+++ EXCERPTED RECORDS

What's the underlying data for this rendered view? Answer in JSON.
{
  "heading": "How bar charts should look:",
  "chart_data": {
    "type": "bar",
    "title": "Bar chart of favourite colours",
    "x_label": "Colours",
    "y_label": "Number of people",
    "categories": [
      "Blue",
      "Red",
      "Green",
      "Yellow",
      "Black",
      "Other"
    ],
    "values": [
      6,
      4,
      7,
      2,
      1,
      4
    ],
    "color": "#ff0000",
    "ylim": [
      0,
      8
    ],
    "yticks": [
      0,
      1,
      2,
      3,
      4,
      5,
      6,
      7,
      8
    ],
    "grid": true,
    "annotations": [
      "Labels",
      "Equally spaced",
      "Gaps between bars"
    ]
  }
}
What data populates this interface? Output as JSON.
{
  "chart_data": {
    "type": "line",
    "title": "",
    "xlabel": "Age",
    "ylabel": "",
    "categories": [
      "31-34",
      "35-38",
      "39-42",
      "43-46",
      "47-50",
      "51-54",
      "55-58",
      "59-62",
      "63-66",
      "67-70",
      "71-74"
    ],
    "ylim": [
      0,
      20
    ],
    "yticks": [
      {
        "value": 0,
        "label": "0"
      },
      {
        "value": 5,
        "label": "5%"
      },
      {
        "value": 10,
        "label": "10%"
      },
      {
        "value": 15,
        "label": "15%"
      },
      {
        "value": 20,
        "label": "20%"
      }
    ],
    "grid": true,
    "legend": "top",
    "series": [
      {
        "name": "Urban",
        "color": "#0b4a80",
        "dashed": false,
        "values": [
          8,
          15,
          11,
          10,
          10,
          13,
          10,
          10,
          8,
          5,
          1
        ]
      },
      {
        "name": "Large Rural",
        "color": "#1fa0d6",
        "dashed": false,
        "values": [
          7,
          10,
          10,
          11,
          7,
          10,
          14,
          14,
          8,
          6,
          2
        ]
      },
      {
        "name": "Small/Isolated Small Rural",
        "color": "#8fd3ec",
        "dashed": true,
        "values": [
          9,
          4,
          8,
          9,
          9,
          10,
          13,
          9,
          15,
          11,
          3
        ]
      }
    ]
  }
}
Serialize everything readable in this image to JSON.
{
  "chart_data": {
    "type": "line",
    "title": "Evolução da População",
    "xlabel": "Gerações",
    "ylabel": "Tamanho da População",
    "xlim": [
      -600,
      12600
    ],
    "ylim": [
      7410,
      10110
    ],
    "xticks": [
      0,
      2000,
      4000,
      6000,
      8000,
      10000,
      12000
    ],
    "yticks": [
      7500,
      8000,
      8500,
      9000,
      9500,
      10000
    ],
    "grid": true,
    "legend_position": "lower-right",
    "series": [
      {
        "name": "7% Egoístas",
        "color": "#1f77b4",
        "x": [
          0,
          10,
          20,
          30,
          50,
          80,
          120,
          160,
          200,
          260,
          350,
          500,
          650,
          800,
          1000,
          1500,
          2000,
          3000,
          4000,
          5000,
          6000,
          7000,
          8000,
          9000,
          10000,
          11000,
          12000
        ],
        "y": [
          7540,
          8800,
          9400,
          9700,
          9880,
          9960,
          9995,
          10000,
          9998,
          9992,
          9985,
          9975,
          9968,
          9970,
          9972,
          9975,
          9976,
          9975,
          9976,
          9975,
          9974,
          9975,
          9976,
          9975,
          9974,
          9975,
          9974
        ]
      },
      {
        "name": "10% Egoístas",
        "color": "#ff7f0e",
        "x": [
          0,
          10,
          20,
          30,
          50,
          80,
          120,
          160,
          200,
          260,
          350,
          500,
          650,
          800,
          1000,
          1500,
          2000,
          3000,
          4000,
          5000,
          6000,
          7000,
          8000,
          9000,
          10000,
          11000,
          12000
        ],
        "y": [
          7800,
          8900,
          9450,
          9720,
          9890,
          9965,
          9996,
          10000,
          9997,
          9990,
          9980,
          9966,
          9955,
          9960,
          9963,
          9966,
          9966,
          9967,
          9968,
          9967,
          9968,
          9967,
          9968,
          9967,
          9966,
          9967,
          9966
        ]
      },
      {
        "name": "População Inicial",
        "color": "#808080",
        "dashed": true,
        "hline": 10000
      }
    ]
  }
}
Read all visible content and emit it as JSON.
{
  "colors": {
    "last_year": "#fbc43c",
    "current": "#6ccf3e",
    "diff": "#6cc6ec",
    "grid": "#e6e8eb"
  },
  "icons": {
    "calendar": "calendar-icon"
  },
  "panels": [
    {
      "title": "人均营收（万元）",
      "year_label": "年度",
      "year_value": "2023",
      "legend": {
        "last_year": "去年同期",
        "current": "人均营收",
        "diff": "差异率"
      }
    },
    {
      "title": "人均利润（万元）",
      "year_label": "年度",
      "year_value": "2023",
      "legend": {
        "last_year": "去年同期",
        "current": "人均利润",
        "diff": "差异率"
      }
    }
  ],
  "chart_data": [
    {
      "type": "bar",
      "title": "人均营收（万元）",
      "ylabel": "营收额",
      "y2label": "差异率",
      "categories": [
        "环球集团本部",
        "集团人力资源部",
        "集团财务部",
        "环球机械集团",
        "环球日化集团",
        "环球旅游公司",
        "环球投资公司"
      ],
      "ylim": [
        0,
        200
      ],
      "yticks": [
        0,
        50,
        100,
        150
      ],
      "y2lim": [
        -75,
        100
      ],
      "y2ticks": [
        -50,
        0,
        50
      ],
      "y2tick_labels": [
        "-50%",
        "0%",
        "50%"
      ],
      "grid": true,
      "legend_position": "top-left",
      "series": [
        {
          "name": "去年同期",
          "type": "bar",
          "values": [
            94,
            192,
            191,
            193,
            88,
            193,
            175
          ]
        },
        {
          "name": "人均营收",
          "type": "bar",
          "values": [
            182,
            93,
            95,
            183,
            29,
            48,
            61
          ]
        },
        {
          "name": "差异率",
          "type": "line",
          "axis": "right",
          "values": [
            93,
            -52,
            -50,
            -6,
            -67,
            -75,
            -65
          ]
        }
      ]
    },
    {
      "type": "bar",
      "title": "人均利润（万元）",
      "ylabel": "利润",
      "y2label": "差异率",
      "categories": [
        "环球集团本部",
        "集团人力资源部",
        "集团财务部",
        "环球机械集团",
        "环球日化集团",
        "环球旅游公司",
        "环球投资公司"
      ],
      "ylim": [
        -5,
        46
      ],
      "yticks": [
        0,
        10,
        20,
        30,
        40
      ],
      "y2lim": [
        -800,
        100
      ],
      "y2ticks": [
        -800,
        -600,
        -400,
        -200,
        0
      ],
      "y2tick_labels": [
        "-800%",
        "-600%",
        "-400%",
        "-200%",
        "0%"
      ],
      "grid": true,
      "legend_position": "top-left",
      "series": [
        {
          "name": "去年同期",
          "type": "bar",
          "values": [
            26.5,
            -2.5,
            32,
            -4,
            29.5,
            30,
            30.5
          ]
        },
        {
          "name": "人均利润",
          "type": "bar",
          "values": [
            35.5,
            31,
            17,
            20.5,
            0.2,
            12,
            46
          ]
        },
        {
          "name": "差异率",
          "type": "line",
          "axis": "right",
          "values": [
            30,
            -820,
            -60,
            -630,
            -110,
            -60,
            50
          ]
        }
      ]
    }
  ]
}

++++++

**TASK PROMPT:**
Nothing in the data may differ; print all of it exactly as written.

**RESULT:**
What's the underlying data for this rendered view? Answer in JSON.
{
  "heading": "How bar charts should look:",
  "chart_data": {
    "type": "bar",
    "title": "Bar chart of favourite colours",
    "x_label": "Colours",
    "y_label": "Number of people",
    "categories": [
      "Blue",
      "Red",
      "Green",
      "Yellow",
      "Black",
      "Other"
    ],
    "values": [
      6,
      4,
      7,
      2,
      1,
      4
    ],
    "color": "#ff0000",
    "ylim": [
      0,
      8
    ],
    "yticks": [
      0,
      1,
      2,
      3,
      4,
      5,
      6,
      7,
      8
    ],
    "grid": true,
    "annotations": [
      "Labels",
      "Equally spaced",
      "Gaps between bars"
    ]
  }
}
What data populates this interface? Output as JSON.
{
  "chart_data": {
    "type": "line",
    "title": "",
    "xlabel": "Age",
    "ylabel": "",
    "categories": [
      "31-34",
      "35-38",
      "39-42",
      "43-46",
      "47-50",
      "51-54",
      "55-58",
      "59-62",
      "63-66",
      "67-70",
      "71-74"
    ],
    "ylim": [
      0,
      20
    ],
    "yticks": [
      {
        "value": 0,
        "label": "0"
      },
      {
        "value": 5,
        "label": "5%"
      },
      {
        "value": 10,
        "label": "10%"
      },
      {
        "value": 15,
        "label": "15%"
      },
      {
        "value": 20,
        "label": "20%"
      }
    ],
    "grid": true,
    "legend": "top",
    "series": [
      {
        "name": "Urban",
        "color": "#0b4a80",
        "dashed": false,
        "values": [
          8,
          15,
          11,
          10,
          10,
          13,
          10,
          10,
          8,
          5,
          1
        ]
      },
      {
        "name": "Large Rural",
        "color": "#1fa0d6",
        "dashed": false,
        "values": [
          7,
          10,
          10,
          11,
          7,
          10,
          14,
          14,
          8,
          6,
          2
        ]
      },
      {
        "name": "Small/Isolated Small Rural",
        "color": "#8fd3ec",
        "dashed": true,
        "values": [
          9,
          4,
          8,
          9,
          9,
          10,
          13,
          9,
          15,
          11,
          3
        ]
      }
    ]
  }
}
Serialize everything readable in this image to JSON.
{
  "chart_data": {
    "type": "line",
    "title": "Evolução da População",
    "xlabel": "Gerações",
    "ylabel": "Tamanho da População",
    "xlim": [
      -600,
      12600
    ],
    "ylim": [
      7410,
      10110
    ],
    "xticks": [
      0,
      2000,
      4000,
      6000,
      8000,
      10000,
      12000
    ],
    "yticks": [
      7500,
      8000,
      8500,
      9000,
      9500,
      10000
    ],
    "grid": true,
    "legend_position": "lower-right",
    "series": [
      {
        "name": "7% Egoístas",
        "color": "#1f77b4",
        "x": [
          0,
          10,
          20,
          30,
          50,
          80,
          120,
          160,
          200,
          260,
          350,
          500,
          650,
          800,
          1000,
          1500,
          2000,
          3000,
          4000,
          5000,
          6000,
          7000,
          8000,
          9000,
          10000,
          11000,
          12000
        ],
        "y": [
          7540,
          8800,
          9400,
          9700,
          9880,
          9960,
          9995,
          10000,
          9998,
          9992,
          9985,
          9975,
          9968,
          9970,
          9972,
          9975,
          9976,
          9975,
          9976,
          9975,
          9974,
          9975,
          9976,
          9975,
          9974,
          9975,
          9974
        ]
      },
      {
        "name": "10% Egoístas",
        "color": "#ff7f0e",
        "x": [
          0,
          10,
          20,
          30,
          50,
          80,
          120,
          160,
          200,
          260,
          350,
          500,
          650,
          800,
          1000,
          1500,
          2000,
          3000,
          4000,
          5000,
          6000,
          7000,
          8000,
          9000,
          10000,
          11000,
          12000
        ],
        "y": [
          7800,
          8900,
          9450,
          9720,
          9890,
          9965,
          9996,
          10000,
          9997,
          9990,
          9980,
          9966,
          9955,
          9960,
          9963,
          9966,
          9966,
          9967,
          9968,
          9967,
          9968,
          9967,
          9968,
          9967,
          9966,
          9967,
          9966
        ]
      },
      {
        "name": "População Inicial",
        "color": "#808080",
        "dashed": true,
        "hline": 10000
      }
    ]
  }
}
Read all visible content and emit it as JSON.
{
  "colors": {
    "last_year": "#fbc43c",
    "current": "#6ccf3e",
    "diff": "#6cc6ec",
    "grid": "#e6e8eb"
  },
  "icons": {
    "calendar": "calendar-icon"
  },
  "panels": [
    {
      "title": "人均营收（万元）",
      "year_label": "年度",
      "year_value": "2023",
      "legend": {
        "last_year": "去年同期",
        "current": "人均营收",
        "diff": "差异率"
      }
    },
    {
      "title": "人均利润（万元）",
      "year_label": "年度",
      "year_value": "2023",
      "legend": {
        "last_year": "去年同期",
        "current": "人均利润",
        "diff": "差异率"
      }
    }
  ],
  "chart_data": [
    {
      "type": "bar",
      "title": "人均营收（万元）",
      "ylabel": "营收额",
      "y2label": "差异率",
      "categories": [
        "环球集团本部",
        "集团人力资源部",
        "集团财务部",
        "环球机械集团",
        "环球日化集团",
        "环球旅游公司",
        "环球投资公司"
      ],
      "ylim": [
        0,
        200
      ],
      "yticks": [
        0,
        50,
        100,
        150
      ],
      "y2lim": [
        -75,
        100
      ],
      "y2ticks": [
        -50,
        0,
        50
      ],
      "y2tick_labels": [
        "-50%",
        "0%",
        "50%"
      ],
      "grid": true,
      "legend_position": "top-left",
      "series": [
        {
          "name": "去年同期",
          "type": "bar",
          "values": [
            94,
            192,
            191,
            193,
            88,
            193,
            175
          ]
        },
        {
          "name": "人均营收",
          "type": "bar",
          "values": [
            182,
            93,
            95,
            183,
            29,
            48,
            61
          ]
        },
        {
          "name": "差异率",
          "type": "line",
          "axis": "right",
          "values": [
            93,
            -52,
            -50,
            -6,
            -67,
            -75,
            -65
          ]
        }
      ]
    },
    {
      "type": "bar",
      "title": "人均利润（万元）",
      "ylabel": "利润",
      "y2label": "差异率",
      "categories": [
        "环球集团本部",
        "集团人力资源部",
        "集团财务部",
        "环球机械集团",
        "环球日化集团",
        "环球旅游公司",
        "环球投资公司"
      ],
      "ylim": [
        -5,
        46
      ],
      "yticks": [
        0,
        10,
        20,
        30,
        40
      ],
      "y2lim": [
        -800,
        100
      ],
      "y2ticks": [
        -800,
        -600,
        -400,
        -200,
        0
      ],
      "y2tick_labels": [
        "-800%",
        "-600%",
        "-400%",
        "-200%",
        "0%"
      ],
      "grid": true,
      "legend_position": "top-left",
      "series": [
        {
          "name": "去年同期",
          "type": "bar",
          "values": [
            26.5,
            -2.5,
            32,
            -4,
            29.5,
            30,
            30.5
          ]
        },
        {
          "name": "人均利润",
          "type": "bar",
          "values": [
            35.5,
            31,
            17,
            20.5,
            0.2,
            12,
            46
          ]
        },
        {
          "name": "差异率",
          "type": "line",
          "axis": "right",
          "values": [
            30,
            -820,
            -60,
            -630,
            -110,
            -60,
            50
          ]
        }
      ]
    }
  ]
}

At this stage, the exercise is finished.